- **Aim of the exercise**: From the listing below, select every line where the word "Trabalho" appears.

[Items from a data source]
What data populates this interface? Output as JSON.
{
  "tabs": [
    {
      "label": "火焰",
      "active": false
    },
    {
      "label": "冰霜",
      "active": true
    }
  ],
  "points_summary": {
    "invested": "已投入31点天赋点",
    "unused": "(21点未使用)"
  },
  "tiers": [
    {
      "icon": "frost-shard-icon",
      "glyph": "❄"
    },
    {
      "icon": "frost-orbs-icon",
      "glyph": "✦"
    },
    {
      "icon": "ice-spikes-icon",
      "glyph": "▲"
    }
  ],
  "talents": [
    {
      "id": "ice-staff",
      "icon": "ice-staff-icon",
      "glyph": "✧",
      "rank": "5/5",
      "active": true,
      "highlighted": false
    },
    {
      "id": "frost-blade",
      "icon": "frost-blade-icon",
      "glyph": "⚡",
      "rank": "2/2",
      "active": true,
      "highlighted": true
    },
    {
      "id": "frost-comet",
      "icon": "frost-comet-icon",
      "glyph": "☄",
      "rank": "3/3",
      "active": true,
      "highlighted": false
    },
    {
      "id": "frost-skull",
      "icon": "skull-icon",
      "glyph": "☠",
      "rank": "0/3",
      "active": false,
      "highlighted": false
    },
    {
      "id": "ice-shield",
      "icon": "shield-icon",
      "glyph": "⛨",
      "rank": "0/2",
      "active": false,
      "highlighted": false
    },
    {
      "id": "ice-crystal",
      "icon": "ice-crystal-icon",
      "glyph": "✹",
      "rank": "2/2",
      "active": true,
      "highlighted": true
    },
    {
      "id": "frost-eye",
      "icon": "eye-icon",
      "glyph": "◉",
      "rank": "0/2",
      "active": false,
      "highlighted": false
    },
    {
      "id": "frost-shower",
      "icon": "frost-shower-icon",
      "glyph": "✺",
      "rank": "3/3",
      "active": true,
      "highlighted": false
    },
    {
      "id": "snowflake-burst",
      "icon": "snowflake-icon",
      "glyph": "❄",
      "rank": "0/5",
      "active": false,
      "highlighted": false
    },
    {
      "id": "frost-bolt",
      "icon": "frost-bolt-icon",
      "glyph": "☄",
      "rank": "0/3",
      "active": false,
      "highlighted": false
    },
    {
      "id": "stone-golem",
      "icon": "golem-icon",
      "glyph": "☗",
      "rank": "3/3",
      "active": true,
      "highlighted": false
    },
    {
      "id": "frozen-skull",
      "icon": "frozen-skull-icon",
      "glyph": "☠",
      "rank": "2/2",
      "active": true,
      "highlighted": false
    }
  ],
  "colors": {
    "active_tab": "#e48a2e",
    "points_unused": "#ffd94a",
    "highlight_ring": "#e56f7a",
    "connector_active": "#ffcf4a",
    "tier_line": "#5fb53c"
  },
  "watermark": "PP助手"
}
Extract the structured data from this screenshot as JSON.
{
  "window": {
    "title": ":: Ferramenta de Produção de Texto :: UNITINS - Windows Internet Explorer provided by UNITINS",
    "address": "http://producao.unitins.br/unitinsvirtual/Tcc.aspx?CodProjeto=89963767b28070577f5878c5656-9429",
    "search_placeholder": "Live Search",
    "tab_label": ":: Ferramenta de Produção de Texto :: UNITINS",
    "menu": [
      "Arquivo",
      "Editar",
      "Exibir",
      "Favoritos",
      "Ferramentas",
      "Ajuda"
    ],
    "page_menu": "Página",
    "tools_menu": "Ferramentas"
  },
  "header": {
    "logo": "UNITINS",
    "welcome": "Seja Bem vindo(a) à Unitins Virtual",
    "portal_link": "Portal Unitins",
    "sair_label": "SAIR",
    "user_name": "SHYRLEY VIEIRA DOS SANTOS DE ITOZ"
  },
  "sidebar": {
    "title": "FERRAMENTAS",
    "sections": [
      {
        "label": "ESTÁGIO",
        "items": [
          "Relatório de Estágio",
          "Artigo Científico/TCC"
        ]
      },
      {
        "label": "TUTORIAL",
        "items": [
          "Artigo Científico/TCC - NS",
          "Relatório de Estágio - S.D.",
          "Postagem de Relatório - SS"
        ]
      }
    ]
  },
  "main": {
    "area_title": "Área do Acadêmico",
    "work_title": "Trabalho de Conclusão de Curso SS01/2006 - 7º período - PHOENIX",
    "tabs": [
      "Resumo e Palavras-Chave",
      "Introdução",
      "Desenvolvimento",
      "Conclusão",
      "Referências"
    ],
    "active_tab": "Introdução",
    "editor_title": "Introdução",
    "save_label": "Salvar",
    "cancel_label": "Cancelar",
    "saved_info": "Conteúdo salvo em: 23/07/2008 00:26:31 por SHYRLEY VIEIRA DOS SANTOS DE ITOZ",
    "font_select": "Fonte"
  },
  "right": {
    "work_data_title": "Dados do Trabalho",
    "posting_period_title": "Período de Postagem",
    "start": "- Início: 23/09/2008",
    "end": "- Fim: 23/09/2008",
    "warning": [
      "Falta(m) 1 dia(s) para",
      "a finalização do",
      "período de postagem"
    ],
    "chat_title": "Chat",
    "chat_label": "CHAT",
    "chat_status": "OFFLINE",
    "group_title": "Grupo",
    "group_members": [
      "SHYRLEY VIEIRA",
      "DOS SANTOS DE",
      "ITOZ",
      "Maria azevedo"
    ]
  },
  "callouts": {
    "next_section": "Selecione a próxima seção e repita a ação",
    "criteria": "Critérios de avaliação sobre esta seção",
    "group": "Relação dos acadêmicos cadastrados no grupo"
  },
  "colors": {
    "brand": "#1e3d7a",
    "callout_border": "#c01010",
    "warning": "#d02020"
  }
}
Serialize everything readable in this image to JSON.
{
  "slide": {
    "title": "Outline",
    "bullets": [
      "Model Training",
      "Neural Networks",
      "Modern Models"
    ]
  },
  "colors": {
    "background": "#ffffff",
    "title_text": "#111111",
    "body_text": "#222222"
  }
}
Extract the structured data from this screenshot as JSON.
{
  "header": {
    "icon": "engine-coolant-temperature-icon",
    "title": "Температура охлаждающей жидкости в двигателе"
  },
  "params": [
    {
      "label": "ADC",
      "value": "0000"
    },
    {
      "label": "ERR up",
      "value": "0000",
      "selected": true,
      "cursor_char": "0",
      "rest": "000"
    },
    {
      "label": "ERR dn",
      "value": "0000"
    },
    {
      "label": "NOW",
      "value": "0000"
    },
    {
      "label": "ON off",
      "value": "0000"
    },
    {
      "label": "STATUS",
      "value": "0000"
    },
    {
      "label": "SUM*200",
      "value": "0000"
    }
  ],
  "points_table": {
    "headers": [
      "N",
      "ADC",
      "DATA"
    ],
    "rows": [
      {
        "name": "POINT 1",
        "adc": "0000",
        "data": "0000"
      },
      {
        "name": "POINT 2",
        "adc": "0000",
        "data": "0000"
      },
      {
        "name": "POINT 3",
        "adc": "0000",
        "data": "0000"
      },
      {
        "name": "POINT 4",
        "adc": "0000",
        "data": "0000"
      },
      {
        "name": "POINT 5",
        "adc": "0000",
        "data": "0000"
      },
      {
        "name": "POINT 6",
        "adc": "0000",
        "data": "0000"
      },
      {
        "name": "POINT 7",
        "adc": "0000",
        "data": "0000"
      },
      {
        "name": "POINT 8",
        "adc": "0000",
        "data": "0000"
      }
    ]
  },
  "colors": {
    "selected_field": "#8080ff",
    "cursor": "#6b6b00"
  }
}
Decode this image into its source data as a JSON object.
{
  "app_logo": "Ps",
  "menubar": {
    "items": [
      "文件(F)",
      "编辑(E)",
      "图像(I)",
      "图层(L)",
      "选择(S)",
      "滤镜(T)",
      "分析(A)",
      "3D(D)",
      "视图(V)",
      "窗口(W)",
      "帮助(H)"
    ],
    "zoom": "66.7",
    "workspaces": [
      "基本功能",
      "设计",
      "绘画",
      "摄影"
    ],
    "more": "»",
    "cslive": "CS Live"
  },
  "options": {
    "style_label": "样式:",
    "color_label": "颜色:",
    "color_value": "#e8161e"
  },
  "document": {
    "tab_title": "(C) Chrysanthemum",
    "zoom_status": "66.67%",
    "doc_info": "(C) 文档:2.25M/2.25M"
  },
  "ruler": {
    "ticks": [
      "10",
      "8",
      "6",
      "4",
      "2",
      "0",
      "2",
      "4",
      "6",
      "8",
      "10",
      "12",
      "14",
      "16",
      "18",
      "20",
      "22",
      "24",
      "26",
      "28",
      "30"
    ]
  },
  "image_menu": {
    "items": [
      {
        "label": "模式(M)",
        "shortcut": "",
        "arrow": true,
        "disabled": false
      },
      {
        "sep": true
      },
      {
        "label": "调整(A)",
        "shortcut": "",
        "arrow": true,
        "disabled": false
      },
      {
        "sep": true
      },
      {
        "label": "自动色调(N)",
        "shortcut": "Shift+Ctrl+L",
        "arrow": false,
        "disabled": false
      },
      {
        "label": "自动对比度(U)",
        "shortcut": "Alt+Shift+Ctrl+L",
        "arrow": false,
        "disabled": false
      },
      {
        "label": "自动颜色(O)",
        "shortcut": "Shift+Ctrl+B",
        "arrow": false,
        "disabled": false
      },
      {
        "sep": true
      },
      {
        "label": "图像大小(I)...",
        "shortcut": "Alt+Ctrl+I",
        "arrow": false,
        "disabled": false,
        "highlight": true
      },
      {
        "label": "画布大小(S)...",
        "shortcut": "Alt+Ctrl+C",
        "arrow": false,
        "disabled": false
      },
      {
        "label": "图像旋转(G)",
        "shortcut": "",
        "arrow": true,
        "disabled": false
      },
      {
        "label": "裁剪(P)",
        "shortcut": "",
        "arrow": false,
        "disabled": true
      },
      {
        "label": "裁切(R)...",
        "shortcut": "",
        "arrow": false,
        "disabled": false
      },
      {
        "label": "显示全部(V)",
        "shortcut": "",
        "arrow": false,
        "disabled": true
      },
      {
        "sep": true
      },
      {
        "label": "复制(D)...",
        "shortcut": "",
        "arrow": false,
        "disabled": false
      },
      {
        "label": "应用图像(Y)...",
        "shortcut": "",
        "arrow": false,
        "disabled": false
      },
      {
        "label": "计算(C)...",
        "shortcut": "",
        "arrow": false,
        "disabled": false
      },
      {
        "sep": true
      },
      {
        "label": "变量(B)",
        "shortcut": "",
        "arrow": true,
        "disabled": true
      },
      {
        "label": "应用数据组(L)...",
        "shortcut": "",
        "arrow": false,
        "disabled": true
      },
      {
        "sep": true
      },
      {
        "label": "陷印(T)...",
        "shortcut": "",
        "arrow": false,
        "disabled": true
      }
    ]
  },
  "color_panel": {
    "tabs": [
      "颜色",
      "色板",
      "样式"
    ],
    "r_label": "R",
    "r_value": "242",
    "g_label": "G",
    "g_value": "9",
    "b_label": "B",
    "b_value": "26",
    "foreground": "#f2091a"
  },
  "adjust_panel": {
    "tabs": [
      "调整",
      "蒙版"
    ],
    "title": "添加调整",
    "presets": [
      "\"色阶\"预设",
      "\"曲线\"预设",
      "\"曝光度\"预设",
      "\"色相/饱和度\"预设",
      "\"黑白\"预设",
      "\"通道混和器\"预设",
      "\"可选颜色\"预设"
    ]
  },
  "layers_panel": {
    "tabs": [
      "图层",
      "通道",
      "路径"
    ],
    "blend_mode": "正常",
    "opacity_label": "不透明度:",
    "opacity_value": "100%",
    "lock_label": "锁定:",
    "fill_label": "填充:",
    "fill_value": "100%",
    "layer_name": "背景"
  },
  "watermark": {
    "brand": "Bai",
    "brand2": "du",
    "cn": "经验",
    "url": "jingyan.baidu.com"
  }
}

- **The answer**:
    "work_title": "Trabalho de Conclusão de Curso SS01/2006 - 7º período - PHOENIX",
    "work_data_title": "Dados do Trabalho",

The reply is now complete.